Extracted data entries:
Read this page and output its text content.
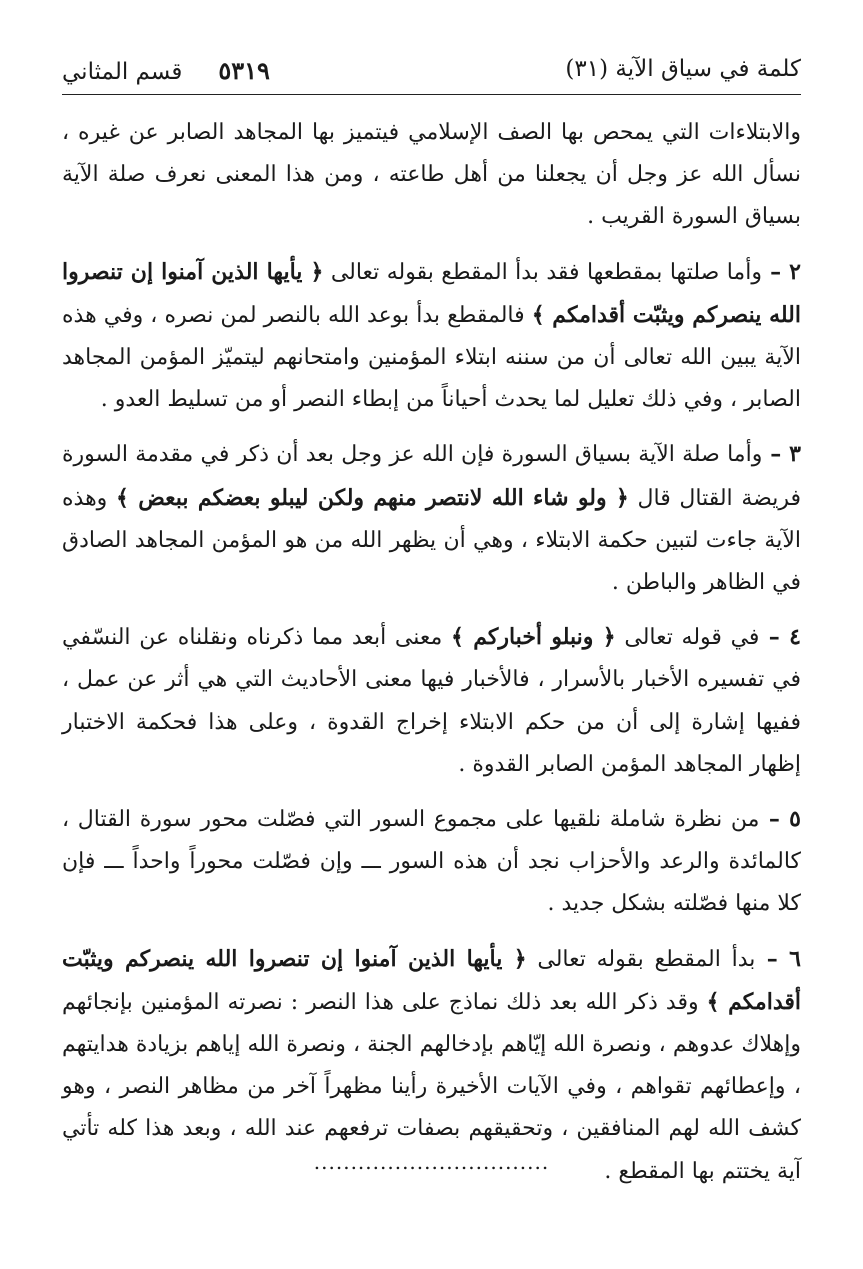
كلمة في سياق الآية (٣١)
٥٣١٩
قسم المثاني

والابتلاءات التي يمحص بها الصف الإسلامي فيتميز بها المجاهد الصابر عن غيره ، نسأل الله عز وجل أن يجعلنا من أهل طاعته ، ومن هذا المعنى نعرف صلة الآية بسياق السورة القريب .

٢ – وأما صلتها بمقطعها فقد بدأ المقطع بقوله تعالى ﴿ يأيها الذين آمنوا إن تنصروا الله ينصركم ويثبّت أقدامكم ﴾ فالمقطع بدأ بوعد الله بالنصر لمن نصره ، وفي هذه الآية يبين الله تعالى أن من سننه ابتلاء المؤمنين وامتحانهم ليتميّز المؤمن المجاهد الصابر ، وفي ذلك تعليل لما يحدث أحياناً من إبطاء النصر أو من تسليط العدو .

٣ – وأما صلة الآية بسياق السورة فإن الله عز وجل بعد أن ذكر في مقدمة السورة فريضة القتال قال ﴿ ولو شاء الله لانتصر منهم ولكن ليبلو بعضكم ببعض ﴾ وهذه الآية جاءت لتبين حكمة الابتلاء ، وهي أن يظهر الله من هو المؤمن المجاهد الصادق في الظاهر والباطن .

٤ – في قوله تعالى ﴿ ونبلو أخباركم ﴾ معنى أبعد مما ذكرناه ونقلناه عن النسّفي في تفسيره الأخبار بالأسرار ، فالأخبار فيها معنى الأحاديث التي هي أثر عن عمل ، ففيها إشارة إلى أن من حكم الابتلاء إخراج القدوة ، وعلى هذا فحكمة الاختبار إظهار المجاهد المؤمن الصابر القدوة .

٥ – من نظرة شاملة نلقيها على مجموع السور التي فصّلت محور سورة القتال ، كالمائدة والرعد والأحزاب نجد أن هذه السور ـــ وإن فصّلت محوراً واحداً ـــ فإن كلا منها فصّلته بشكل جديد .

٦ – بدأ المقطع بقوله تعالى ﴿ يأيها الذين آمنوا إن تنصروا الله ينصركم ويثبّت أقدامكم ﴾ وقد ذكر الله بعد ذلك نماذج على هذا النصر : نصرته المؤمنين بإنجائهم وإهلاك عدوهم ، ونصرة الله إيّاهم بإدخالهم الجنة ، ونصرة الله إياهم بزيادة هدايتهم ، وإعطائهم تقواهم ، وفي الآيات الأخيرة رأينا مظهراً آخر من مظاهر النصر ، وهو كشف الله لهم المنافقين ، وتحقيقهم بصفات ترفعهم عند الله ، وبعد هذا كله تأتي آية يختتم بها المقطع .

................................
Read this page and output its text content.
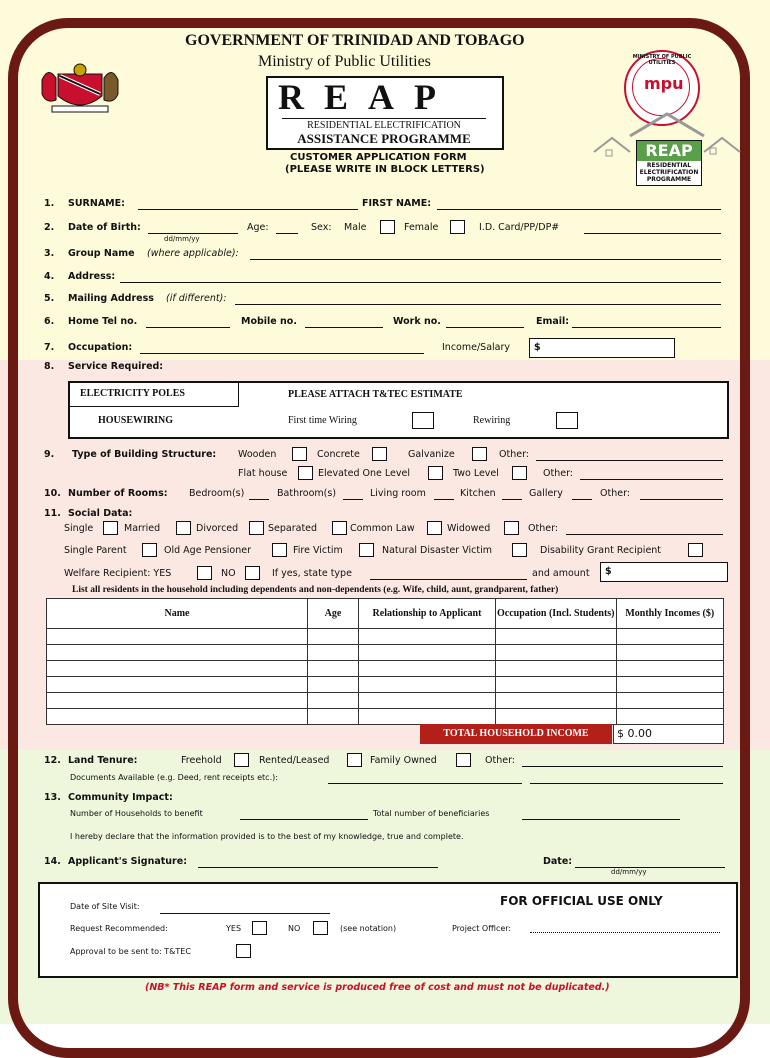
GOVERNMENT OF TRINIDAD AND TOBAGO
Ministry of Public Utilities
REAP
RESIDENTIAL ELECTRIFICATION
ASSISTANCE PROGRAMME
MINISTRY OF PUBLIC UTILITIES
mpu
REAP
RESIDENTIAL
ELECTRIFICATION
PROGRAMME
CUSTOMER APPLICATION FORM
(PLEASE WRITE IN BLOCK LETTERS)
1. SURNAME:	FIRST NAME:
2. Date of Birth:
dd/mm/yy
Age:	Sex: Male	Female	I.D. Card/PP/DP#
3. Group Name (where applicable):
4. Address:
5. Mailing Address (if different):
6. Home Tel no.	Mobile no.	Work no.	Email:
7. Occupation:	Income/Salary	$
8. Service Required:
ELECTRICITY POLES	PLEASE ATTACH T&TEC ESTIMATE
HOUSEWIRING	First time Wiring	Rewiring
9. Type of Building Structure: Wooden	Concrete	Galvanize	Other:
Flat house	Elevated One Level	Two Level	Other:
10. Number of Rooms: Bedroom(s)	Bathroom(s)	Living room	Kitchen	Gallery	Other:
11. Social Data:
Single	Married	Divorced	Separated	Common Law	Widowed	Other:
Single Parent	Old Age Pensioner	Fire Victim	Natural Disaster Victim	Disability Grant Recipient
Welfare Recipient: YES	NO	If yes, state type	and amount $
List all residents in the household including dependents and non-dependents (e.g. Wife, child, aunt, grandparent, father)
Name	Age	Relationship to Applicant	Occupation (Incl. Students)	Monthly Incomes ($)

TOTAL HOUSEHOLD INCOME	$ 0.00
12. Land Tenure:	Freehold	Rented/Leased	Family Owned	Other:
Documents Available (e.g. Deed, rent receipts etc.):
13. Community Impact:
Number of Households to benefit	Total number of beneficiaries
I hereby declare that the information provided is to the best of my knowledge, true and complete.
14. Applicant's Signature:	Date:
dd/mm/yy
FOR OFFICIAL USE ONLY
Date of Site Visit:
Request Recommended:	YES	NO	(see notation)	Project Officer:
Approval to be sent to: T&TEC
(NB* This REAP form and service is produced free of cost and must not be duplicated.)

# DIRECTIONS FOR THIS TASK
Repeat the listing verbatim. Skip the pictures.

# ANSWER BELOW
Read this page and output its text content.
كلمة في سياق الآية (٣١)
٥٣١٩
قسم المثاني

والابتلاءات التي يمحص بها الصف الإسلامي فيتميز بها المجاهد الصابر عن غيره ، نسأل الله عز وجل أن يجعلنا من أهل طاعته ، ومن هذا المعنى نعرف صلة الآية بسياق السورة القريب .

٢ – وأما صلتها بمقطعها فقد بدأ المقطع بقوله تعالى ﴿ يأيها الذين آمنوا إن تنصروا الله ينصركم ويثبّت أقدامكم ﴾ فالمقطع بدأ بوعد الله بالنصر لمن نصره ، وفي هذه الآية يبين الله تعالى أن من سننه ابتلاء المؤمنين وامتحانهم ليتميّز المؤمن المجاهد الصابر ، وفي ذلك تعليل لما يحدث أحياناً من إبطاء النصر أو من تسليط العدو .

٣ – وأما صلة الآية بسياق السورة فإن الله عز وجل بعد أن ذكر في مقدمة السورة فريضة القتال قال ﴿ ولو شاء الله لانتصر منهم ولكن ليبلو بعضكم ببعض ﴾ وهذه الآية جاءت لتبين حكمة الابتلاء ، وهي أن يظهر الله من هو المؤمن المجاهد الصادق في الظاهر والباطن .

٤ – في قوله تعالى ﴿ ونبلو أخباركم ﴾ معنى أبعد مما ذكرناه ونقلناه عن النسّفي في تفسيره الأخبار بالأسرار ، فالأخبار فيها معنى الأحاديث التي هي أثر عن عمل ، ففيها إشارة إلى أن من حكم الابتلاء إخراج القدوة ، وعلى هذا فحكمة الاختبار إظهار المجاهد المؤمن الصابر القدوة .

٥ – من نظرة شاملة نلقيها على مجموع السور التي فصّلت محور سورة القتال ، كالمائدة والرعد والأحزاب نجد أن هذه السور ـــ وإن فصّلت محوراً واحداً ـــ فإن كلا منها فصّلته بشكل جديد .

٦ – بدأ المقطع بقوله تعالى ﴿ يأيها الذين آمنوا إن تنصروا الله ينصركم ويثبّت أقدامكم ﴾ وقد ذكر الله بعد ذلك نماذج على هذا النصر : نصرته المؤمنين بإنجائهم وإهلاك عدوهم ، ونصرة الله إيّاهم بإدخالهم الجنة ، ونصرة الله إياهم بزيادة هدايتهم ، وإعطائهم تقواهم ، وفي الآيات الأخيرة رأينا مظهراً آخر من مظاهر النصر ، وهو كشف الله لهم المنافقين ، وتحقيقهم بصفات ترفعهم عند الله ، وبعد هذا كله تأتي آية يختتم بها المقطع .

................................
Read this page and output its text content.
GOVERNMENT OF TRINIDAD AND TOBAGO
Ministry of Public Utilities
REAP
RESIDENTIAL ELECTRIFICATION
ASSISTANCE PROGRAMME
MINISTRY OF PUBLIC UTILITIES
mpu
REAP
RESIDENTIAL
ELECTRIFICATION
PROGRAMME
CUSTOMER APPLICATION FORM
(PLEASE WRITE IN BLOCK LETTERS)
1. SURNAME:	FIRST NAME:
2. Date of Birth:
dd/mm/yy
Age:	Sex: Male	Female	I.D. Card/PP/DP#
3. Group Name (where applicable):
4. Address:
5. Mailing Address (if different):
6. Home Tel no.	Mobile no.	Work no.	Email:
7. Occupation:	Income/Salary	$
8. Service Required:
ELECTRICITY POLES	PLEASE ATTACH T&TEC ESTIMATE
HOUSEWIRING	First time Wiring	Rewiring
9. Type of Building Structure: Wooden	Concrete	Galvanize	Other:
Flat house	Elevated One Level	Two Level	Other:
10. Number of Rooms: Bedroom(s)	Bathroom(s)	Living room	Kitchen	Gallery	Other:
11. Social Data:
Single	Married	Divorced	Separated	Common Law	Widowed	Other:
Single Parent	Old Age Pensioner	Fire Victim	Natural Disaster Victim	Disability Grant Recipient
Welfare Recipient: YES	NO	If yes, state type	and amount $
List all residents in the household including dependents and non-dependents (e.g. Wife, child, aunt, grandparent, father)
Name	Age	Relationship to Applicant	Occupation (Incl. Students)	Monthly Incomes ($)

TOTAL HOUSEHOLD INCOME	$ 0.00
12. Land Tenure:	Freehold	Rented/Leased	Family Owned	Other:
Documents Available (e.g. Deed, rent receipts etc.):
13. Community Impact:
Number of Households to benefit	Total number of beneficiaries
I hereby declare that the information provided is to the best of my knowledge, true and complete.
14. Applicant's Signature:	Date:
dd/mm/yy
FOR OFFICIAL USE ONLY
Date of Site Visit:
Request Recommended:	YES	NO	(see notation)	Project Officer:
Approval to be sent to: T&TEC
(NB* This REAP form and service is produced free of cost and must not be duplicated.)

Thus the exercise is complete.